=== Extracted material ===
-------
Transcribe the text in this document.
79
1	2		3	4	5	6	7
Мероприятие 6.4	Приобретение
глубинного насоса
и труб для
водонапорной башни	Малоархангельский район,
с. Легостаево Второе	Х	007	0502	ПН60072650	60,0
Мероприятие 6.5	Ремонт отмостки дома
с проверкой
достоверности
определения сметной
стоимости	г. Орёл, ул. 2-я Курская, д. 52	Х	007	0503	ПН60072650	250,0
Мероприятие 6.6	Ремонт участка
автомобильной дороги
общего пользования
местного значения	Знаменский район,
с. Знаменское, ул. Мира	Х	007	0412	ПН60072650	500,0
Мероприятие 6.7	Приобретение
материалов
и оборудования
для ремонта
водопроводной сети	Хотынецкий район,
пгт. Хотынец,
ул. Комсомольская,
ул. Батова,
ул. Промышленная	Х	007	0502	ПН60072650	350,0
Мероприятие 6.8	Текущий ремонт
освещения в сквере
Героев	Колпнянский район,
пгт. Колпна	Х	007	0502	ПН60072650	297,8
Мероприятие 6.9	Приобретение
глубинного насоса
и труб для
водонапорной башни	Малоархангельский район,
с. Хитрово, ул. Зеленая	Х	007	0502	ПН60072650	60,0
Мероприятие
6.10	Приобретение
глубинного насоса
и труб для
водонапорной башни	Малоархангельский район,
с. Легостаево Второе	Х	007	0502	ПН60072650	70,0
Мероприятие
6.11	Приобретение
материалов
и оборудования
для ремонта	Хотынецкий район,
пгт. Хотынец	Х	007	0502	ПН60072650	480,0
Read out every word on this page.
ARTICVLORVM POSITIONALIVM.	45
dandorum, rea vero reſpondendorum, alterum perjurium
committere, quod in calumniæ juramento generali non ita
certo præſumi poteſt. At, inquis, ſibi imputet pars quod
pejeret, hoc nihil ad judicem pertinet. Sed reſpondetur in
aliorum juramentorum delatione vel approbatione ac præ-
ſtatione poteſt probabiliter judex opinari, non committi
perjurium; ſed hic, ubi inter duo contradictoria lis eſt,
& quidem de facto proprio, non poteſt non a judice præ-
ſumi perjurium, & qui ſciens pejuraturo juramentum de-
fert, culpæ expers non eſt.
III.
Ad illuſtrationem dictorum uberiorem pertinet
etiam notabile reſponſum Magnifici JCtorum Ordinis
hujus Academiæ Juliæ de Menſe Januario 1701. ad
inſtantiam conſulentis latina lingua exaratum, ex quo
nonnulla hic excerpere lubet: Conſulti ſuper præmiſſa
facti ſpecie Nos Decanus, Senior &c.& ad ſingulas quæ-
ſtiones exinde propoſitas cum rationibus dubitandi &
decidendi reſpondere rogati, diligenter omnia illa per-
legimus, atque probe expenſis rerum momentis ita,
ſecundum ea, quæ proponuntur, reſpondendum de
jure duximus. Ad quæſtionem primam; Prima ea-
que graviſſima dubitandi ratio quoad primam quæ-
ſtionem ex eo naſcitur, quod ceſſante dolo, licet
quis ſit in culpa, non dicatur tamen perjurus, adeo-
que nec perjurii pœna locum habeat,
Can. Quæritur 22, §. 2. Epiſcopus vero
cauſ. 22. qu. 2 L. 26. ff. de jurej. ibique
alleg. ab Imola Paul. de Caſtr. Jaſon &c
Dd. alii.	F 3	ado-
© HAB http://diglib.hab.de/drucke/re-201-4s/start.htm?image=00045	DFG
-------
=== Given task ===
Extract all of the data above without altering anything.

=== The answer ===
Transcribe the text in this document.
79
1	2		3	4	5	6	7
Мероприятие 6.4	Приобретение
глубинного насоса
и труб для
водонапорной башни	Малоархангельский район,
с. Легостаево Второе	Х	007	0502	ПН60072650	60,0
Мероприятие 6.5	Ремонт отмостки дома
с проверкой
достоверности
определения сметной
стоимости	г. Орёл, ул. 2-я Курская, д. 52	Х	007	0503	ПН60072650	250,0
Мероприятие 6.6	Ремонт участка
автомобильной дороги
общего пользования
местного значения	Знаменский район,
с. Знаменское, ул. Мира	Х	007	0412	ПН60072650	500,0
Мероприятие 6.7	Приобретение
материалов
и оборудования
для ремонта
водопроводной сети	Хотынецкий район,
пгт. Хотынец,
ул. Комсомольская,
ул. Батова,
ул. Промышленная	Х	007	0502	ПН60072650	350,0
Мероприятие 6.8	Текущий ремонт
освещения в сквере
Героев	Колпнянский район,
пгт. Колпна	Х	007	0502	ПН60072650	297,8
Мероприятие 6.9	Приобретение
глубинного насоса
и труб для
водонапорной башни	Малоархангельский район,
с. Хитрово, ул. Зеленая	Х	007	0502	ПН60072650	60,0
Мероприятие
6.10	Приобретение
глубинного насоса
и труб для
водонапорной башни	Малоархангельский район,
с. Легостаево Второе	Х	007	0502	ПН60072650	70,0
Мероприятие
6.11	Приобретение
материалов
и оборудования
для ремонта	Хотынецкий район,
пгт. Хотынец	Х	007	0502	ПН60072650	480,0
Read out every word on this page.
ARTICVLORVM POSITIONALIVM.	45
dandorum, rea vero reſpondendorum, alterum perjurium
committere, quod in calumniæ juramento generali non ita
certo præſumi poteſt. At, inquis, ſibi imputet pars quod
pejeret, hoc nihil ad judicem pertinet. Sed reſpondetur in
aliorum juramentorum delatione vel approbatione ac præ-
ſtatione poteſt probabiliter judex opinari, non committi
perjurium; ſed hic, ubi inter duo contradictoria lis eſt,
& quidem de facto proprio, non poteſt non a judice præ-
ſumi perjurium, & qui ſciens pejuraturo juramentum de-
fert, culpæ expers non eſt.
III.
Ad illuſtrationem dictorum uberiorem pertinet
etiam notabile reſponſum Magnifici JCtorum Ordinis
hujus Academiæ Juliæ de Menſe Januario 1701. ad
inſtantiam conſulentis latina lingua exaratum, ex quo
nonnulla hic excerpere lubet: Conſulti ſuper præmiſſa
facti ſpecie Nos Decanus, Senior &c.& ad ſingulas quæ-
ſtiones exinde propoſitas cum rationibus dubitandi &
decidendi reſpondere rogati, diligenter omnia illa per-
legimus, atque probe expenſis rerum momentis ita,
ſecundum ea, quæ proponuntur, reſpondendum de
jure duximus. Ad quæſtionem primam; Prima ea-
que graviſſima dubitandi ratio quoad primam quæ-
ſtionem ex eo naſcitur, quod ceſſante dolo, licet
quis ſit in culpa, non dicatur tamen perjurus, adeo-
que nec perjurii pœna locum habeat,
Can. Quæritur 22, §. 2. Epiſcopus vero
cauſ. 22. qu. 2 L. 26. ff. de jurej. ibique
alleg. ab Imola Paul. de Caſtr. Jaſon &c
Dd. alii.	F 3	ado-
© HAB http://diglib.hab.de/drucke/re-201-4s/start.htm?image=00045	DFG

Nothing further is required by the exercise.